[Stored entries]
········
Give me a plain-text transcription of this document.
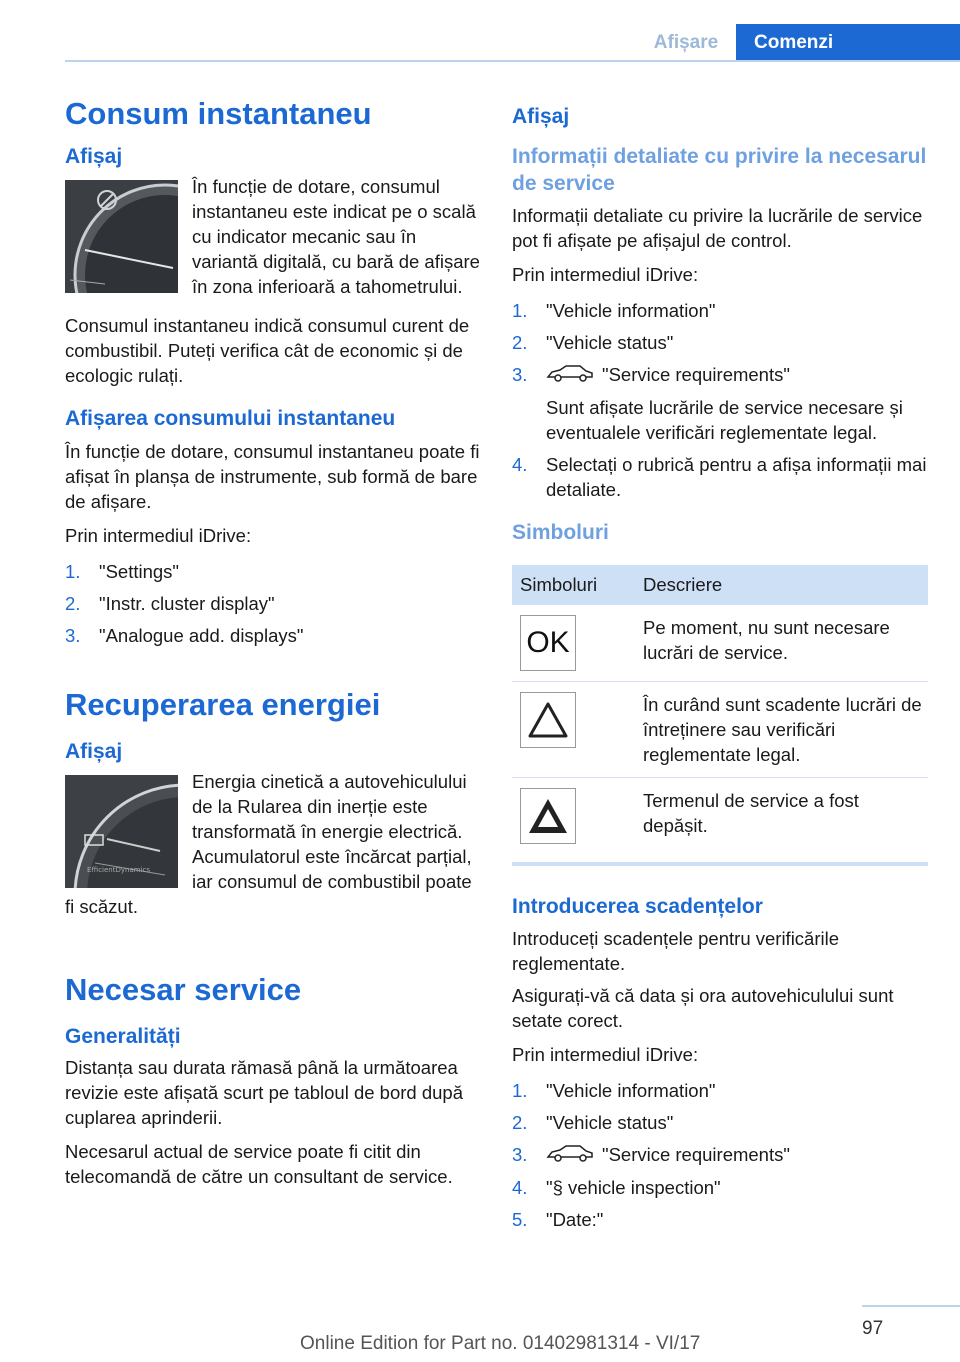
Afișare	Comenzi
Consum instantaneu
Afișaj

În funcție de dotare, consumul instantaneu este indicat pe o scală cu indicator mecanic sau în variantă digitală, cu bară de afișare în zona inferioară a tahometrului.

Consumul instantaneu indică consumul curent de combustibil. Puteți verifica cât de economic și de ecologic rulați.

Afișarea consumului instantaneu

În funcție de dotare, consumul instantaneu poate fi afișat în planșa de instrumente, sub formă de bare de afișare.

Prin intermediul iDrive:

1.	"Settings"
2.	"Instr. cluster display"
3.	"Analogue add. displays"
Recuperarea energiei
Afișaj
EfficientDynamics

Energia cinetică a autovehiculului de la Rularea din inerție este transformată în energie electrică. Acumulatorul este încărcat parțial, iar consumul de combustibil poate fi scăzut.

Necesar service
Generalități

Distanța sau durata rămasă până la următoarea revizie este afișată scurt pe tabloul de bord după cuplarea aprinderii.

Necesarul actual de service poate fi citit din telecomandă de către un consultant de service.

Afișaj
Informații detaliate cu privire la necesarul de service

Informații detaliate cu privire la lucrările de service pot fi afișate pe afișajul de control.

Prin intermediul iDrive:

1.	"Vehicle information"
2.	"Vehicle status"
3.	"Service requirements"
Sunt afișate lucrările de service necesare și eventualele verificări reglementate legal.
4.	Selectați o rubrică pentru a afișa informații mai detaliate.
Simboluri
Simboluri	Descriere

OK	Pe moment, nu sunt necesare lucrări de service.

	În curând sunt scadente lucrări de întreținere sau verificări reglementate legal.

	Termenul de service a fost depășit.
Introducerea scadențelor

Introduceți scadențele pentru verificările reglementate.

Asigurați-vă că data și ora autovehiculului sunt setate corect.

Prin intermediul iDrive:

1.	"Vehicle information"
2.	"Vehicle status"
3.	"Service requirements"
4.	"§ vehicle inspection"
5.	"Date:"
97
Online Edition for Part no. 01402981314 - VI/17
········
-- Task details --
Copy out each record shown above without alteration, skipping any picture.

-- Task result --
Give me a plain-text transcription of this document.
Afișare	Comenzi
Consum instantaneu
Afișaj

În funcție de dotare, consumul instantaneu este indicat pe o scală cu indicator mecanic sau în variantă digitală, cu bară de afișare în zona inferioară a tahometrului.

Consumul instantaneu indică consumul curent de combustibil. Puteți verifica cât de economic și de ecologic rulați.

Afișarea consumului instantaneu

În funcție de dotare, consumul instantaneu poate fi afișat în planșa de instrumente, sub formă de bare de afișare.

Prin intermediul iDrive:

1.	"Settings"
2.	"Instr. cluster display"
3.	"Analogue add. displays"
Recuperarea energiei
Afișaj
EfficientDynamics

Energia cinetică a autovehiculului de la Rularea din inerție este transformată în energie electrică. Acumulatorul este încărcat parțial, iar consumul de combustibil poate fi scăzut.

Necesar service
Generalități

Distanța sau durata rămasă până la următoarea revizie este afișată scurt pe tabloul de bord după cuplarea aprinderii.

Necesarul actual de service poate fi citit din telecomandă de către un consultant de service.

Afișaj
Informații detaliate cu privire la necesarul de service

Informații detaliate cu privire la lucrările de service pot fi afișate pe afișajul de control.

Prin intermediul iDrive:

1.	"Vehicle information"
2.	"Vehicle status"
3.	"Service requirements"
Sunt afișate lucrările de service necesare și eventualele verificări reglementate legal.
4.	Selectați o rubrică pentru a afișa informații mai detaliate.
Simboluri
Simboluri	Descriere

OK	Pe moment, nu sunt necesare lucrări de service.

	În curând sunt scadente lucrări de întreținere sau verificări reglementate legal.

	Termenul de service a fost depășit.
Introducerea scadențelor

Introduceți scadențele pentru verificările reglementate.

Asigurați-vă că data și ora autovehiculului sunt setate corect.

Prin intermediul iDrive:

1.	"Vehicle information"
2.	"Vehicle status"
3.	"Service requirements"
4.	"§ vehicle inspection"
5.	"Date:"
97
Online Edition for Part no. 01402981314 - VI/17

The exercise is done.